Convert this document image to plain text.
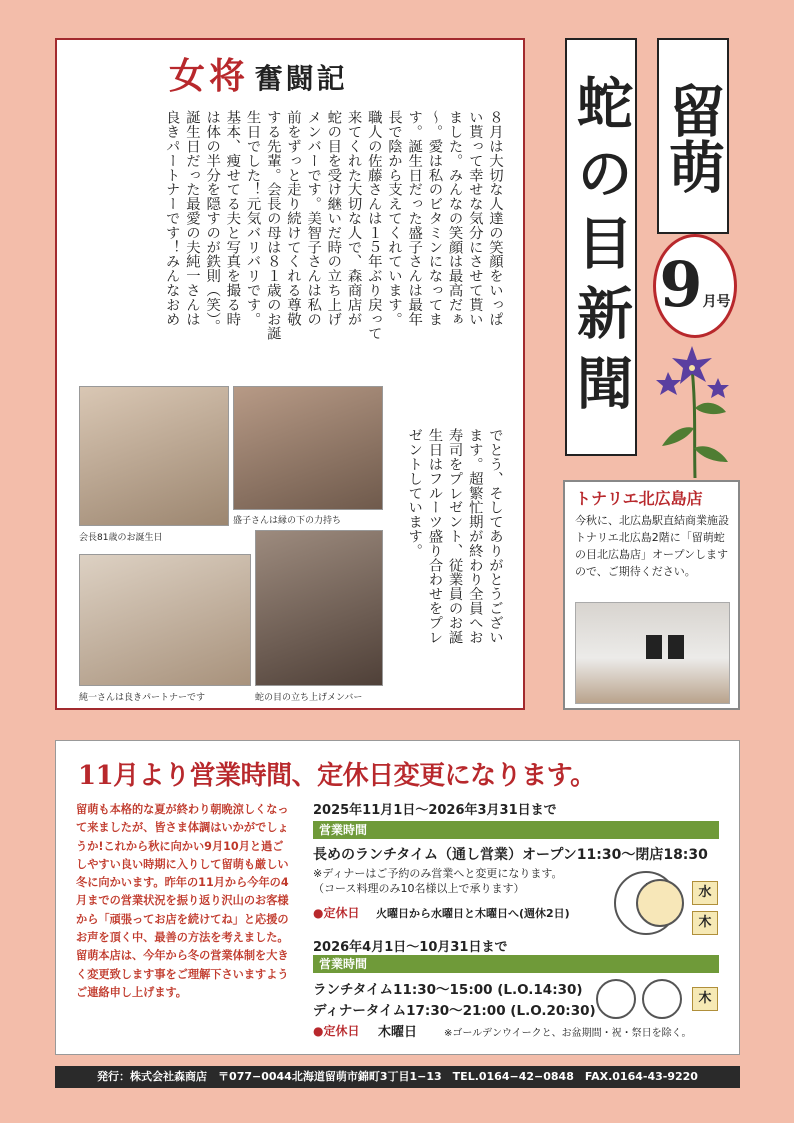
女将 奮闘記
８月は大切な人達の笑顔をいっぱ
い貰って幸せな気分にさせて貰い
ました。みんなの笑顔は最高だぁ
〜。愛は私のビタミンになってま
す。誕生日だった盛子さんは最年
長で陰から支えてくれています。
職人の佐藤さんは１５年ぶり戻って
来てくれた大切な人で、森商店が
蛇の目を受け継いだ時の立ち上げ
メンバーです。美智子さんは私の
前をずっと走り続けてくれる尊敬
する先輩。会長の母は８１歳のお誕
生日でした！元気バリバリです。
基本、痩せてる夫と写真を撮る時
は体の半分を隠すのが鉄則（笑）。
誕生日だった最愛の夫純一さんは
良きパートナーです！みんなおめ
でとう、そしてありがとうござい
ます。超繁忙期が終わり全員へお
寿司をプレゼント、従業員のお誕
生日はフルーツ盛り合わせをプレ
ゼントしています。
会長81歳のお誕生日
盛子さんは縁の下の力持ち
純一さんは良きパートナーです	蛇の目の立ち上げメンバー
留萌
蛇の目新聞 9月号
トナリエ北広島店
今秋に、北広島駅直結商業施設トナリエ北広島2階に「留萌蛇の目北広島店」オープンしますので、ご期待ください。
11月より営業時間、定休日変更になります。
留萌も本格的な夏が終わり朝晩涼しくなって来ましたが、皆さま体調はいかがでしょうか!これから秋に向かい9月10月と過ごしやすい良い時期に入りして留萌も厳しい冬に向かいます。昨年の11月から今年の4月までの営業状況を振り返り沢山のお客様から「頑張ってお店を続けてね」と応援のお声を頂く中、最善の方法を考えました。留萌本店は、今年から冬の営業体制を大きく変更致します事をご理解下さいますようご連絡申し上げます。
2025年11月1日〜2026年3月31日まで
営業時間
長めのランチタイム（通し営業）オープン11:30〜閉店18:30
※ディナーはご予約のみ営業へと変更になります。
（コース料理のみ10名様以上で承ります）
●定休日 火曜日から水曜日と木曜日へ(週休2日)
水
木
2026年4月1日〜10月31日まで
営業時間
ランチタイム11:30〜15:00 (L.O.14:30)
ディナータイム17:30〜21:00 (L.O.20:30)
●定休日 木曜日	※ゴールデンウイークと、お盆期間・祝・祭日を除く。
木
発行：株式会社森商店　〒077−0044北海道留萌市錦町3丁目1−13　TEL.0164−42−0848　FAX.0164-43-9220
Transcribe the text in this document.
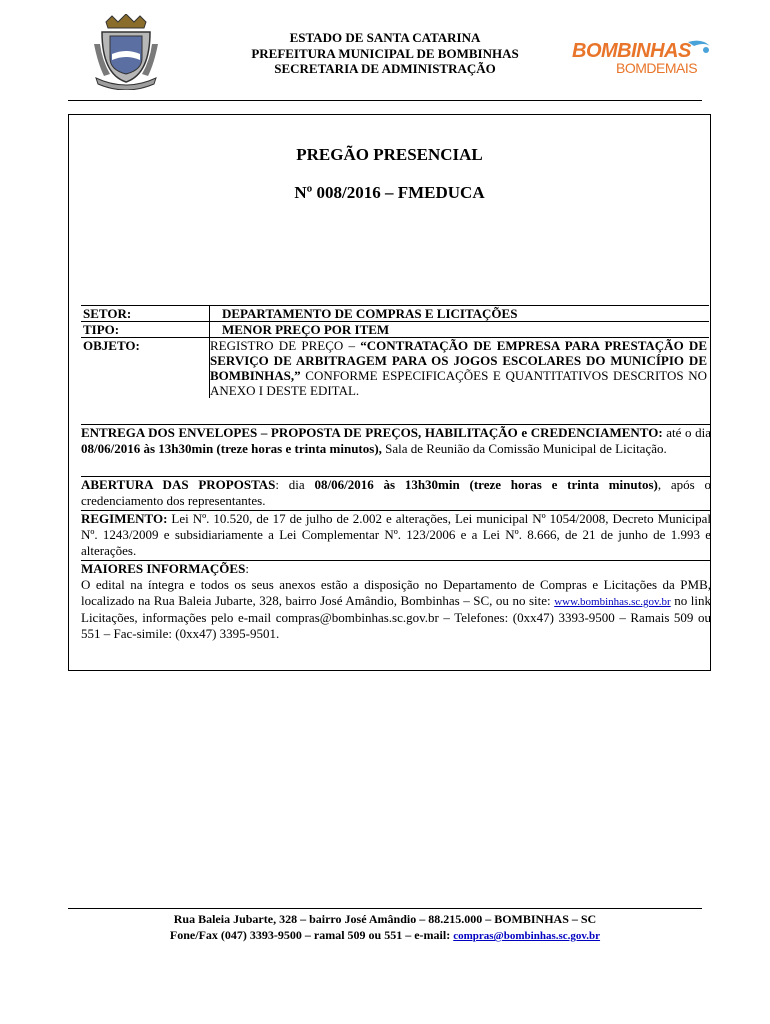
ESTADO DE SANTA CATARINA
PREFEITURA MUNICIPAL DE BOMBINHAS
SECRETARIA DE ADMINISTRAÇÃO
BOMBINHAS
BOMDEMAIS
PREGÃO PRESENCIAL
Nº 008/2016 – FMEDUCA
SETOR:	DEPARTAMENTO DE COMPRAS E LICITAÇÕES
TIPO:	MENOR PREÇO POR ITEM
OBJETO:	REGISTRO DE PREÇO – “CONTRATAÇÃO DE EMPRESA PARA PRESTAÇÃO DE SERVIÇO DE ARBITRAGEM PARA OS JOGOS ESCOLARES DO MUNICÍPIO DE BOMBINHAS,” CONFORME ESPECIFICAÇÕES E QUANTITATIVOS DESCRITOS NO ANEXO I DESTE EDITAL.
ENTREGA DOS ENVELOPES – PROPOSTA DE PREÇOS, HABILITAÇÃO e CREDENCIAMENTO: até o dia 08/06/2016 às 13h30min (treze horas e trinta minutos), Sala de Reunião da Comissão Municipal de Licitação.
ABERTURA DAS PROPOSTAS: dia 08/06/2016 às 13h30min (treze horas e trinta minutos), após o credenciamento dos representantes.
REGIMENTO: Lei Nº. 10.520, de 17 de julho de 2.002 e alterações, Lei municipal Nº 1054/2008, Decreto Municipal Nº. 1243/2009 e subsidiariamente a Lei Complementar Nº. 123/2006 e a Lei Nº. 8.666, de 21 de junho de 1.993 e alterações.
MAIORES INFORMAÇÕES:
O edital na íntegra e todos os seus anexos estão a disposição no Departamento de Compras e Licitações da PMB, localizado na Rua Baleia Jubarte, 328, bairro José Amândio, Bombinhas – SC, ou no site: www.bombinhas.sc.gov.br no link Licitações, informações pelo e-mail compras@bombinhas.sc.gov.br – Telefones: (0xx47) 3393-9500 – Ramais 509 ou 551 – Fac-simile: (0xx47) 3395-9501.
Rua Baleia Jubarte, 328 – bairro José Amândio – 88.215.000 – BOMBINHAS – SC
Fone/Fax (047) 3393-9500 – ramal 509 ou 551 – e-mail: compras@bombinhas.sc.gov.br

* _What is asked_
Pull out every line containing "this".

* _Answer to the problem_
Convert this document image to plain text.
Transcribe the text in this document.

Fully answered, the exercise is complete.